**The problem**
Write out the data word for word and omit every picture.

**Given records**
========================================================================

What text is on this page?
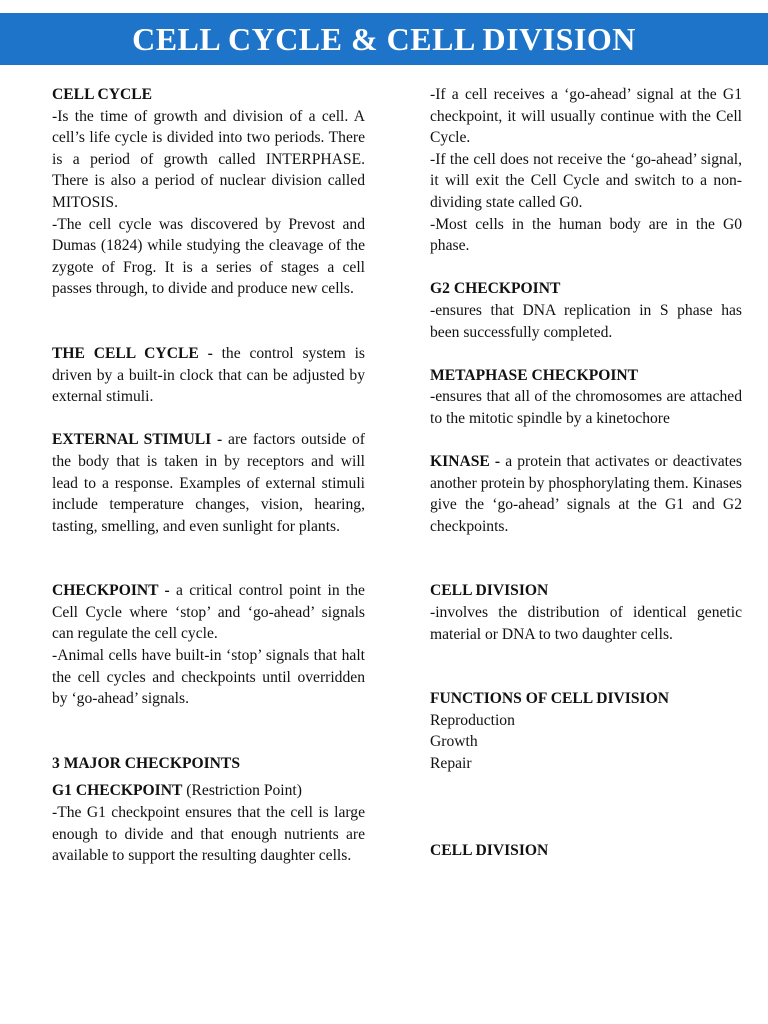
CELL CYCLE & CELL DIVISION

CELL CYCLE

-Is the time of growth and division of a cell. A cell’s life cycle is divided into two periods. There is a period of growth called INTERPHASE. There is also a period of nuclear division called MITOSIS.

-The cell cycle was discovered by Prevost and Dumas (1824) while studying the cleavage of the zygote of Frog. It is a series of stages a cell passes through, to divide and produce new cells.

THE CELL CYCLE - the control system is driven by a built-in clock that can be adjusted by external stimuli.

EXTERNAL STIMULI - are factors outside of the body that is taken in by receptors and will lead to a response. Examples of external stimuli include temperature changes, vision, hearing, tasting, smelling, and even sunlight for plants.

CHECKPOINT - a critical control point in the Cell Cycle where ‘stop’ and ‘go-ahead’ signals can regulate the cell cycle.

-Animal cells have built-in ‘stop’ signals that halt the cell cycles and checkpoints until overridden by ‘go-ahead’ signals.

3 MAJOR CHECKPOINTS

G1 CHECKPOINT (Restriction Point)

-The G1 checkpoint ensures that the cell is large enough to divide and that enough nutrients are available to support the resulting daughter cells.

-If a cell receives a ‘go-ahead’ signal at the G1 checkpoint, it will usually continue with the Cell Cycle.

-If the cell does not receive the ‘go-ahead’ signal, it will exit the Cell Cycle and switch to a non-dividing state called G0.

-Most cells in the human body are in the G0 phase.

G2 CHECKPOINT

-ensures that DNA replication in S phase has been successfully completed.

METAPHASE CHECKPOINT

-ensures that all of the chromosomes are attached to the mitotic spindle by a kinetochore

KINASE - a protein that activates or deactivates another protein by phosphorylating them. Kinases give the ‘go-ahead’ signals at the G1 and G2 checkpoints.

CELL DIVISION

-involves the distribution of identical genetic material or DNA to two daughter cells.

FUNCTIONS OF CELL DIVISION

Reproduction

Growth

Repair

CELL DIVISION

========================================================================

**Result of the exercise**
What text is on this page?
CELL CYCLE & CELL DIVISION

CELL CYCLE

-Is the time of growth and division of a cell. A cell’s life cycle is divided into two periods. There is a period of growth called INTERPHASE. There is also a period of nuclear division called MITOSIS.

-The cell cycle was discovered by Prevost and Dumas (1824) while studying the cleavage of the zygote of Frog. It is a series of stages a cell passes through, to divide and produce new cells.

THE CELL CYCLE - the control system is driven by a built-in clock that can be adjusted by external stimuli.

EXTERNAL STIMULI - are factors outside of the body that is taken in by receptors and will lead to a response. Examples of external stimuli include temperature changes, vision, hearing, tasting, smelling, and even sunlight for plants.

CHECKPOINT - a critical control point in the Cell Cycle where ‘stop’ and ‘go-ahead’ signals can regulate the cell cycle.

-Animal cells have built-in ‘stop’ signals that halt the cell cycles and checkpoints until overridden by ‘go-ahead’ signals.

3 MAJOR CHECKPOINTS

G1 CHECKPOINT (Restriction Point)

-The G1 checkpoint ensures that the cell is large enough to divide and that enough nutrients are available to support the resulting daughter cells.

-If a cell receives a ‘go-ahead’ signal at the G1 checkpoint, it will usually continue with the Cell Cycle.

-If the cell does not receive the ‘go-ahead’ signal, it will exit the Cell Cycle and switch to a non-dividing state called G0.

-Most cells in the human body are in the G0 phase.

G2 CHECKPOINT

-ensures that DNA replication in S phase has been successfully completed.

METAPHASE CHECKPOINT

-ensures that all of the chromosomes are attached to the mitotic spindle by a kinetochore

KINASE - a protein that activates or deactivates another protein by phosphorylating them. Kinases give the ‘go-ahead’ signals at the G1 and G2 checkpoints.

CELL DIVISION

-involves the distribution of identical genetic material or DNA to two daughter cells.

FUNCTIONS OF CELL DIVISION

Reproduction

Growth

Repair

CELL DIVISION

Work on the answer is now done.